Extract every record, exactly as written, and ignore the pictures.

..............................

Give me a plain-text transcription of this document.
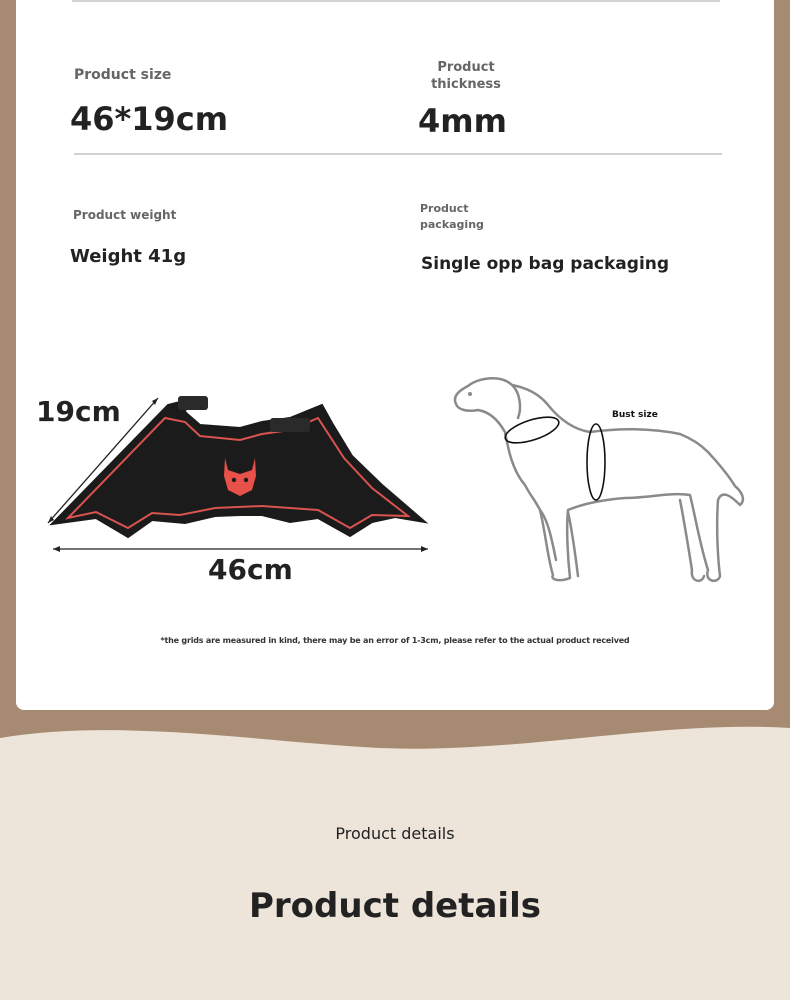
Product size
46*19cm
Product thickness
4mm
Product weight
Weight 41g
Product packaging
Single opp bag packaging
19cm
46cm
Bust size
*the grids are measured in kind, there may be an error of 1-3cm, please refer to the actual product received
Product details
Product details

..............................

§ **Result below**:
Give me a plain-text transcription of this document.
Product size
46*19cm
Product thickness
4mm
Product weight
Weight 41g
Product packaging
Single opp bag packaging
19cm
46cm
Bust size
*the grids are measured in kind, there may be an error of 1-3cm, please refer to the actual product received
Product details
Product details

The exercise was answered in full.